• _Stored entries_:
____

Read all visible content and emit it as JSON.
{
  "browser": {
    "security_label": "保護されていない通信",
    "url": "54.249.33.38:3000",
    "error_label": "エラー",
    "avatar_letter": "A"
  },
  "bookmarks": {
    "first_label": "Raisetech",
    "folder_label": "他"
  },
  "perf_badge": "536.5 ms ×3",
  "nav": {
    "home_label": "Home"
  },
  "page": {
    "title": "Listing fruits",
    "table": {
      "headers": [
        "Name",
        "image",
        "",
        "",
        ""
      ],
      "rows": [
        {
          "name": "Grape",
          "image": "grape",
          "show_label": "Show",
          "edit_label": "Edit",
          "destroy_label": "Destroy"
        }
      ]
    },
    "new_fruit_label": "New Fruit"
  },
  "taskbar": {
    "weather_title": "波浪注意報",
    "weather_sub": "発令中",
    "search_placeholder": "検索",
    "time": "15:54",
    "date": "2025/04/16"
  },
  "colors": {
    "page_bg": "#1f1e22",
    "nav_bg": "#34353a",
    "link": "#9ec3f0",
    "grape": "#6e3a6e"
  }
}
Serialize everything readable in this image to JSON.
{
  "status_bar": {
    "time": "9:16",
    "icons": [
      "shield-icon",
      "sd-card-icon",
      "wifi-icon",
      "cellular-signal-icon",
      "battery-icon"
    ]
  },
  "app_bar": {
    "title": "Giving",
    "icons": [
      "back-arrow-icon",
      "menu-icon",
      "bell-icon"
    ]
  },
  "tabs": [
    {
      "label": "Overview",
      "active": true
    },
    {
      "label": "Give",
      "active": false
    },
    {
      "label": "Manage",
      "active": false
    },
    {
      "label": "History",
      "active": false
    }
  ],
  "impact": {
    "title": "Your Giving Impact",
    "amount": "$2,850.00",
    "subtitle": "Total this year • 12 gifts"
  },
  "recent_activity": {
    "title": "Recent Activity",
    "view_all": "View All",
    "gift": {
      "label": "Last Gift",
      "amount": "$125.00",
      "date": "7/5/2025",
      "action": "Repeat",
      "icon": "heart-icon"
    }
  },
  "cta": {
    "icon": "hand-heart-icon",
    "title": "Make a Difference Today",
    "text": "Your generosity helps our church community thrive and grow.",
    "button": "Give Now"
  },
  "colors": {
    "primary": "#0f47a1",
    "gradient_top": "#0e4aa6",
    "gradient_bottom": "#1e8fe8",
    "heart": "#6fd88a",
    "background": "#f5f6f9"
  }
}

____

• _TASK TO CARRY OUT_:
Repeat the lines from the one containing "Serialize everything readable" through the end of the listing, exactly and without any other lines; both ends are included.

• _RESPONSE BELOW_:
Serialize everything readable in this image to JSON.
{
  "status_bar": {
    "time": "9:16",
    "icons": [
      "shield-icon",
      "sd-card-icon",
      "wifi-icon",
      "cellular-signal-icon",
      "battery-icon"
    ]
  },
  "app_bar": {
    "title": "Giving",
    "icons": [
      "back-arrow-icon",
      "menu-icon",
      "bell-icon"
    ]
  },
  "tabs": [
    {
      "label": "Overview",
      "active": true
    },
    {
      "label": "Give",
      "active": false
    },
    {
      "label": "Manage",
      "active": false
    },
    {
      "label": "History",
      "active": false
    }
  ],
  "impact": {
    "title": "Your Giving Impact",
    "amount": "$2,850.00",
    "subtitle": "Total this year • 12 gifts"
  },
  "recent_activity": {
    "title": "Recent Activity",
    "view_all": "View All",
    "gift": {
      "label": "Last Gift",
      "amount": "$125.00",
      "date": "7/5/2025",
      "action": "Repeat",
      "icon": "heart-icon"
    }
  },
  "cta": {
    "icon": "hand-heart-icon",
    "title": "Make a Difference Today",
    "text": "Your generosity helps our church community thrive and grow.",
    "button": "Give Now"
  },
  "colors": {
    "primary": "#0f47a1",
    "gradient_top": "#0e4aa6",
    "gradient_bottom": "#1e8fe8",
    "heart": "#6fd88a",
    "background": "#f5f6f9"
  }
}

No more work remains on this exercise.